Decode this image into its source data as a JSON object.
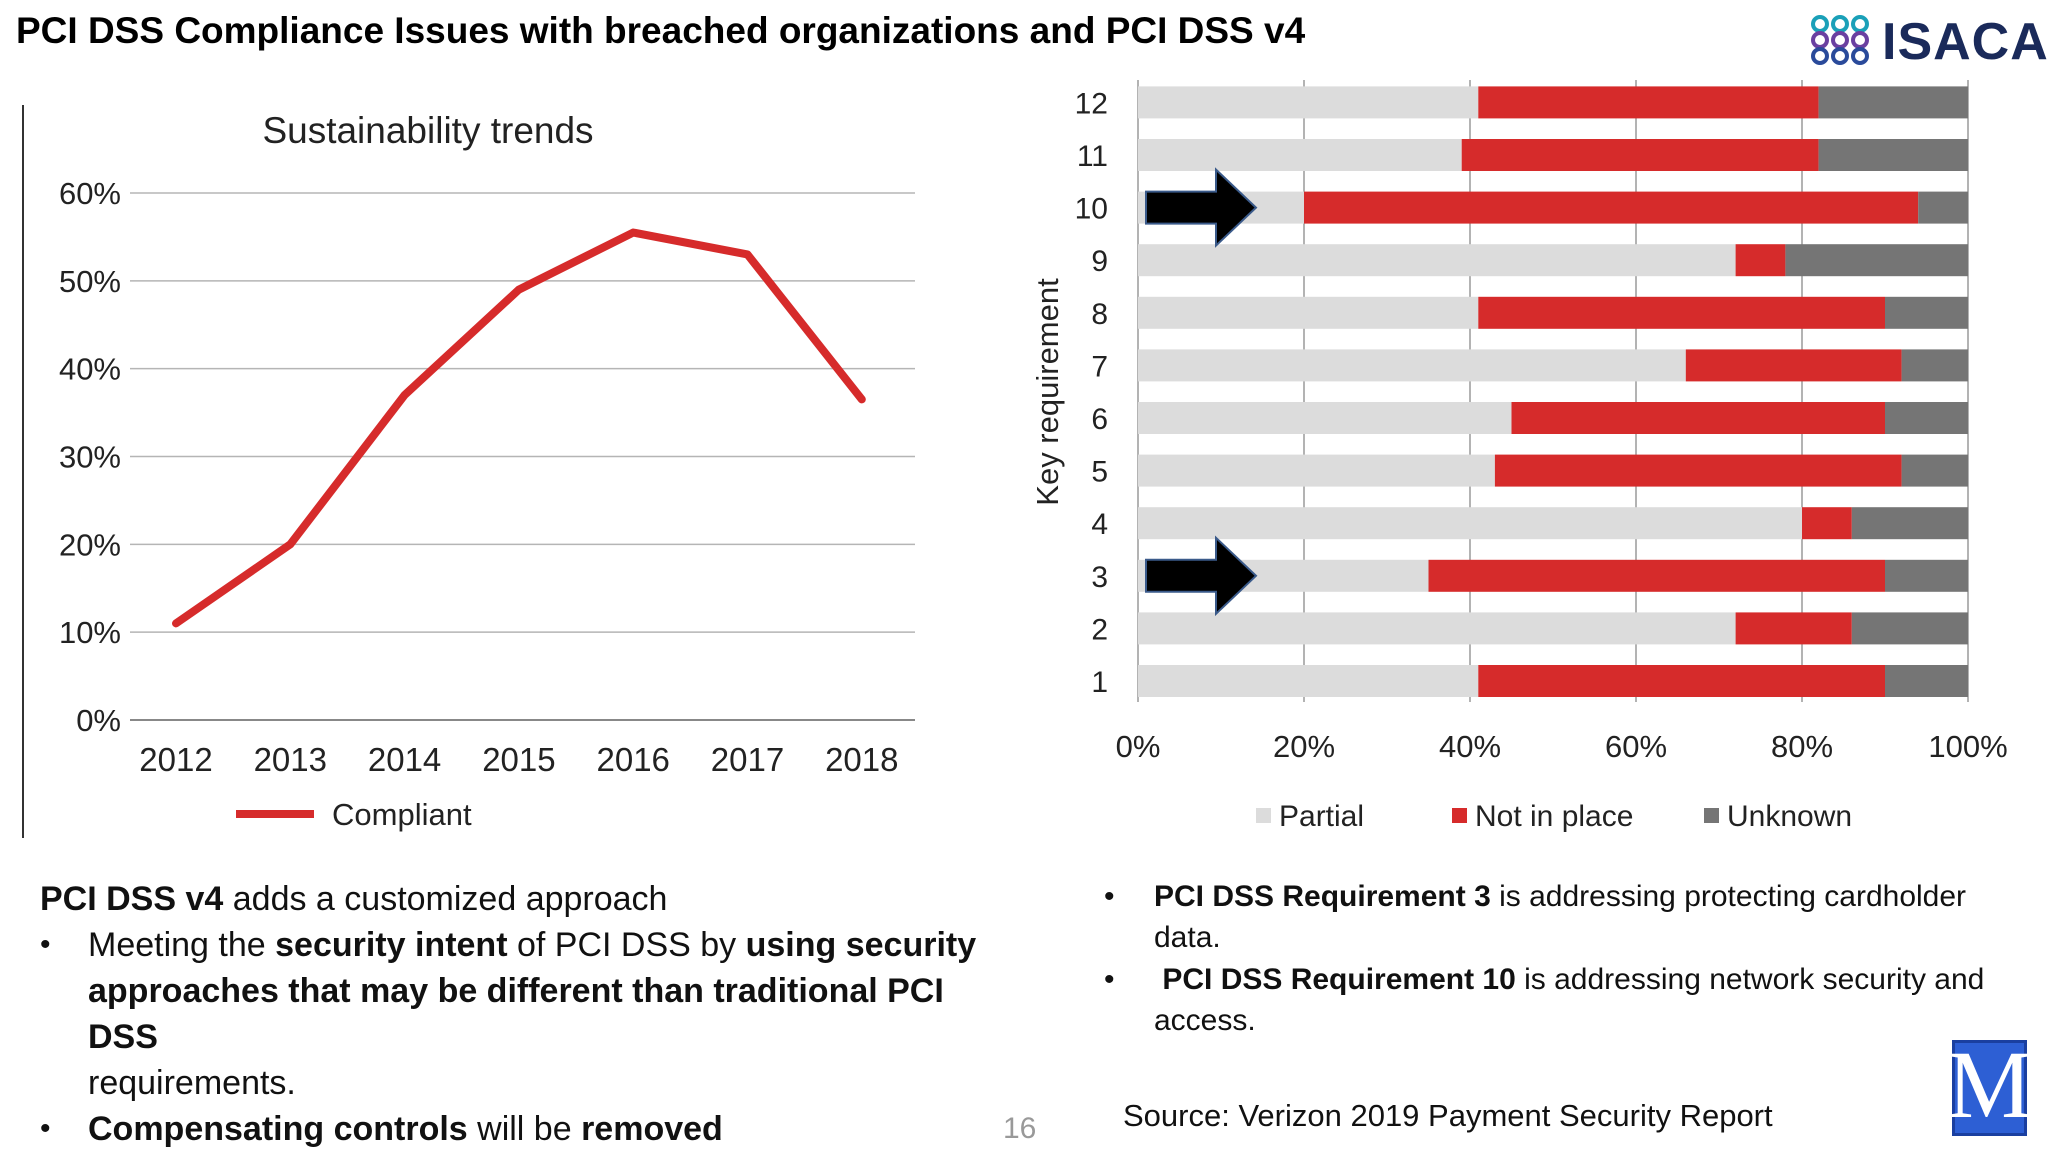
{
  "title": "PCI DSS Compliance Issues with breached organizations and PCI DSS v4",
  "logo": {
    "text": "ISACA",
    "icon": "isaca-knot-icon"
  },
  "charts": {
    "line": {
      "title": "Sustainability trends",
      "legend": "Compliant",
      "y_ticks": [
        "0%",
        "10%",
        "20%",
        "30%",
        "40%",
        "50%",
        "60%"
      ],
      "color": "#d62b2b"
    },
    "bar": {
      "ylabel": "Key requirement",
      "x_ticks": [
        "0%",
        "20%",
        "40%",
        "60%",
        "80%",
        "100%"
      ],
      "legend": [
        "Partial",
        "Not in place",
        "Unknown"
      ],
      "colors": {
        "partial": "#dcdcdc",
        "not_in_place": "#d62b2b",
        "unknown": "#757575"
      },
      "arrow_rows": [
        "10",
        "3"
      ]
    }
  },
  "chart_data": [
    {
      "type": "line",
      "title": "Sustainability trends",
      "x": [
        "2012",
        "2013",
        "2014",
        "2015",
        "2016",
        "2017",
        "2018"
      ],
      "series": [
        {
          "name": "Compliant",
          "values": [
            11,
            20,
            37,
            49,
            55.5,
            53,
            36.5
          ]
        }
      ],
      "ylim": [
        0,
        60
      ],
      "grid": true,
      "legend_position": "bottom"
    },
    {
      "type": "bar",
      "orientation": "horizontal",
      "stacked": true,
      "ylabel": "Key requirement",
      "categories": [
        "1",
        "2",
        "3",
        "4",
        "5",
        "6",
        "7",
        "8",
        "9",
        "10",
        "11",
        "12"
      ],
      "series": [
        {
          "name": "Partial",
          "values": [
            41,
            72,
            35,
            80,
            43,
            45,
            66,
            41,
            72,
            20,
            39,
            41
          ]
        },
        {
          "name": "Not in place",
          "values": [
            49,
            14,
            55,
            6,
            49,
            45,
            26,
            49,
            6,
            74,
            43,
            41
          ]
        },
        {
          "name": "Unknown",
          "values": [
            10,
            14,
            10,
            14,
            8,
            10,
            8,
            10,
            22,
            6,
            18,
            18
          ]
        }
      ],
      "xlim": [
        0,
        100
      ],
      "grid": true,
      "legend_position": "bottom"
    }
  ],
  "left_text": {
    "intro_bold": "PCI DSS v4",
    "intro_rest": " adds a customized approach",
    "bullet1": {
      "p1": "Meeting the ",
      "b1": "security intent",
      "p2": " of PCI DSS by ",
      "b2": "using security",
      "line2": "approaches that may be different than traditional PCI DSS",
      "line3": "requirements."
    },
    "bullet2": {
      "b1": "Compensating controls",
      "p1": " will be ",
      "b2": "removed"
    }
  },
  "right_text": {
    "bullet1": {
      "bold": "PCI DSS Requirement 3",
      "rest": " is addressing protecting cardholder",
      "line2": "data."
    },
    "bullet2": {
      "bold": "PCI DSS Requirement 10",
      "rest": " is addressing network security and",
      "line2": "access."
    }
  },
  "page_number": "16",
  "source": "Source: Verizon 2019 Payment Security Report",
  "corner_logo": {
    "text": "M",
    "icon": "m-logo-icon"
  }
}
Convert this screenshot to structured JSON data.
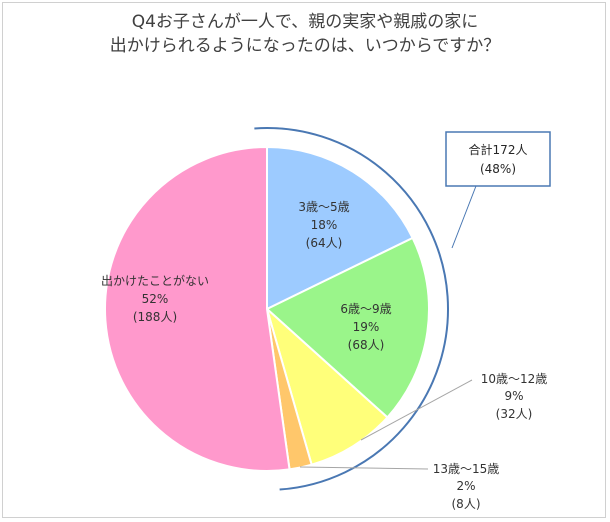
{
  "title": {
    "line1": "Q4お子さんが一人で、親の実家や親戚の家に",
    "line2": "出かけられるようになったのは、いつからですか？"
  },
  "callout": {
    "line1": "合計172人",
    "line2": "(48%)"
  },
  "colors": {
    "border": "#d0d0d0",
    "bracket": "#4a78b3",
    "leader": "#a6a6a6"
  },
  "chart_data": {
    "type": "pie",
    "start_angle_deg": 0,
    "direction": "clockwise",
    "slices": [
      {
        "name": "3歳～5歳",
        "percent": "18%",
        "count": "(64人)",
        "value": 64,
        "color": "#9dcbff"
      },
      {
        "name": "6歳～9歳",
        "percent": "19%",
        "count": "(68人)",
        "value": 68,
        "color": "#9af58a"
      },
      {
        "name": "10歳～12歳",
        "percent": "9%",
        "count": "(32人)",
        "value": 32,
        "color": "#ffff7a"
      },
      {
        "name": "13歳～15歳",
        "percent": "2%",
        "count": "(8人)",
        "value": 8,
        "color": "#ffc76b"
      },
      {
        "name": "出かけたことがない",
        "percent": "52%",
        "count": "(188人)",
        "value": 188,
        "color": "#ff99cc"
      }
    ]
  }
}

━━━━━━━━━━

Aim of the task:
Filter the listing above for the string "source" and copy every matching line.

Response:
Decode this image into its source data as a JSON object.
  "source": "Source: Verizon 2019 Payment Security Report",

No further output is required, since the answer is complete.